◆ **SUPPLIED MATERIAL**:
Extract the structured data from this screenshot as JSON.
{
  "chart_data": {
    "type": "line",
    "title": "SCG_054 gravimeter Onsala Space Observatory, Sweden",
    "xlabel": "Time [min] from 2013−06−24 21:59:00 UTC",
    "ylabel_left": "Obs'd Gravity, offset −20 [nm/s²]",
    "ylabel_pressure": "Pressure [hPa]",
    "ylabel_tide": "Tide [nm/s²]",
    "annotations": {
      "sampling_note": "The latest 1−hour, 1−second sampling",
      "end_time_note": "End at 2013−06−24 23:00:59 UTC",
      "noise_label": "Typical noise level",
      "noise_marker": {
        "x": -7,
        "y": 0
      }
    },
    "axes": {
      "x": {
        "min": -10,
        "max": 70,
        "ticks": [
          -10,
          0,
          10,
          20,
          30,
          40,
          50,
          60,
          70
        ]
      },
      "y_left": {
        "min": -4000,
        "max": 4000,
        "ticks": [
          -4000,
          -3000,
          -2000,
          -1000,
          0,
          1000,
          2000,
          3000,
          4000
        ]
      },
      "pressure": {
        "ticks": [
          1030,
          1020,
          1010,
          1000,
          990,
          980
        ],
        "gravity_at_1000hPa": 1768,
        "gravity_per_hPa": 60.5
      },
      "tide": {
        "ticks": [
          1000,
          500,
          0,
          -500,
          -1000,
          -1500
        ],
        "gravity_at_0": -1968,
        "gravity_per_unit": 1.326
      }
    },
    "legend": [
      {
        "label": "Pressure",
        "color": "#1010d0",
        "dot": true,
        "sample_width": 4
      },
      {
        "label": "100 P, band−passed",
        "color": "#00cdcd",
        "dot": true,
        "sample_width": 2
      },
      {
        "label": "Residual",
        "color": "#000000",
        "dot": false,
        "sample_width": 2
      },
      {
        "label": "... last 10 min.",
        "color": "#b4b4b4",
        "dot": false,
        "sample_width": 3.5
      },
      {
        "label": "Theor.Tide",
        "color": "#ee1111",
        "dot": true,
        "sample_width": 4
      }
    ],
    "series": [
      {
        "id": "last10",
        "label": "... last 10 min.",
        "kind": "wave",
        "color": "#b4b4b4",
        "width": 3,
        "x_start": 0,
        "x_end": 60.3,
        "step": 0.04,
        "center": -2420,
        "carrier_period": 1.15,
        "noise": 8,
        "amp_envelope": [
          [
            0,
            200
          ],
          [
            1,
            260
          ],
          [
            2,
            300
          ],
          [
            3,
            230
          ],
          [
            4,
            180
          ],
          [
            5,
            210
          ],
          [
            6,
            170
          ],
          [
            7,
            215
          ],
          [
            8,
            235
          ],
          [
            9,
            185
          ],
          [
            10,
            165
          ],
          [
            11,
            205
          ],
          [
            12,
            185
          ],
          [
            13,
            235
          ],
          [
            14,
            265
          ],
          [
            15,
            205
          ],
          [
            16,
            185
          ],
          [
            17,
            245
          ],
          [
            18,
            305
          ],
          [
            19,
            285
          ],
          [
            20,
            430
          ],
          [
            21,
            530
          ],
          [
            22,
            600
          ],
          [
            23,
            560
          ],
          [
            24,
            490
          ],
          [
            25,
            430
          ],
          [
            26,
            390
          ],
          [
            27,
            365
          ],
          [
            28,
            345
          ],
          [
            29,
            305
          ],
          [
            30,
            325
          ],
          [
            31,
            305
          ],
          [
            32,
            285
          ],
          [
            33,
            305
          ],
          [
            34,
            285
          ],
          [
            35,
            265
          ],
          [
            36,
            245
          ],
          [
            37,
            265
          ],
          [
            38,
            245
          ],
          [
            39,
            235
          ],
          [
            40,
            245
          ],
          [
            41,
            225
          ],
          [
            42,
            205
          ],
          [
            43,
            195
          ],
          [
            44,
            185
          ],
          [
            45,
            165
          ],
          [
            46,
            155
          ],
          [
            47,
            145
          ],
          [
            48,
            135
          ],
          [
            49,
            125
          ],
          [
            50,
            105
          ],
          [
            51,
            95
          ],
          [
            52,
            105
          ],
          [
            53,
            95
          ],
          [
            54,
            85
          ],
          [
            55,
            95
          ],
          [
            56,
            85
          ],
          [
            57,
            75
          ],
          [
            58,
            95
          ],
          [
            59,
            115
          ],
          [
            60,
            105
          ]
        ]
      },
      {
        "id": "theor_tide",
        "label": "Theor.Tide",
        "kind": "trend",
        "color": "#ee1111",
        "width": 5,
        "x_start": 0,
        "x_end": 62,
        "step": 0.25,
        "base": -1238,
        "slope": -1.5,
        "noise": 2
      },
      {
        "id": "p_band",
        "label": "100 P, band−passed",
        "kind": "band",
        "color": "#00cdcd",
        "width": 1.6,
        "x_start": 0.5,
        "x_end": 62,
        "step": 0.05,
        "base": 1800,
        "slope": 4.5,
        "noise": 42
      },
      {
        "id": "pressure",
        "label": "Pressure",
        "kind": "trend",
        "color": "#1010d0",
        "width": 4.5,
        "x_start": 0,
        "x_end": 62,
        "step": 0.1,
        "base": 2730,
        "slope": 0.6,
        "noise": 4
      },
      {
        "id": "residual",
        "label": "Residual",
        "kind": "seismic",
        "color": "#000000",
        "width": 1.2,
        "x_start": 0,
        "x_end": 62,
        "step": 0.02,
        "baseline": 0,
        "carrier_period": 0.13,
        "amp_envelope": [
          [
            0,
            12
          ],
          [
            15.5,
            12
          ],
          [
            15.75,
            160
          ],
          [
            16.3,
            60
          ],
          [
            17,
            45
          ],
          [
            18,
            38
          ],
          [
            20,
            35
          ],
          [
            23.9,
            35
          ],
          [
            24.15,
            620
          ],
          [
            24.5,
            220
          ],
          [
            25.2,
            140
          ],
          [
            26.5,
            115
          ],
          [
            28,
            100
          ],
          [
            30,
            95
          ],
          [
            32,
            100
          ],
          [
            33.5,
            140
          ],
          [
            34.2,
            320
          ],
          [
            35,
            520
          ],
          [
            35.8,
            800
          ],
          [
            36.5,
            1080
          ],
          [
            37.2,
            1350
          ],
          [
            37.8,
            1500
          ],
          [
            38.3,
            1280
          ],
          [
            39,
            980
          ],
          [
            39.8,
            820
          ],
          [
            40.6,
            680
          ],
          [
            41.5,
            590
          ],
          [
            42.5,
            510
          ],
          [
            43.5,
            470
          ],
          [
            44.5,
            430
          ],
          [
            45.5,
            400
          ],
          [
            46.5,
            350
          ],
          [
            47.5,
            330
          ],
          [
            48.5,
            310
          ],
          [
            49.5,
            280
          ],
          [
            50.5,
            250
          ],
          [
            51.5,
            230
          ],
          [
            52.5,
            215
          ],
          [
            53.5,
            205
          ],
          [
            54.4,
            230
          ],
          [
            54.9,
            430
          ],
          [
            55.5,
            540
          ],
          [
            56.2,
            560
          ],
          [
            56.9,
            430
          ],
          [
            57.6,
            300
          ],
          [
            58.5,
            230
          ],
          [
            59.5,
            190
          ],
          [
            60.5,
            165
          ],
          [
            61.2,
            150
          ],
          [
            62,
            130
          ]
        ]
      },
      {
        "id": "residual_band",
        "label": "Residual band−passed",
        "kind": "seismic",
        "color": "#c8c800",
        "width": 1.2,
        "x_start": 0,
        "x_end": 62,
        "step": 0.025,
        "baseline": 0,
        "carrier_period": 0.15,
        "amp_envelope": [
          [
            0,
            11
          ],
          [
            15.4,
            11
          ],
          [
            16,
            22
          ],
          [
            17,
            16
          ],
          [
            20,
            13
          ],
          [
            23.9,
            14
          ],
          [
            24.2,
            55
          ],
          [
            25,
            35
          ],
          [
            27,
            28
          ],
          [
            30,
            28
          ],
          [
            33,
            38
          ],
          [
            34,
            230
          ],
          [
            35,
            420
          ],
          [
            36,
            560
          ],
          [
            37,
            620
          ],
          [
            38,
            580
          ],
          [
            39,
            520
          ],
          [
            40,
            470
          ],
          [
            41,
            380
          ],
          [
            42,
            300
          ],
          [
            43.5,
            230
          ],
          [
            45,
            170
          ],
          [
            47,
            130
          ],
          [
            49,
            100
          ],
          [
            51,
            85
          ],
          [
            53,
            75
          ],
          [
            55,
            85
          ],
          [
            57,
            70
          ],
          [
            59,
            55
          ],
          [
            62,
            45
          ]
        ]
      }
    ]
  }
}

◆ **CHALLENGE**: Copy each line of the listing that contains the string "from".

◆ **FINAL RESULT**:
Extract the structured data from this screenshot as JSON.
    "xlabel": "Time [min] from 2013−06−24 21:59:00 UTC",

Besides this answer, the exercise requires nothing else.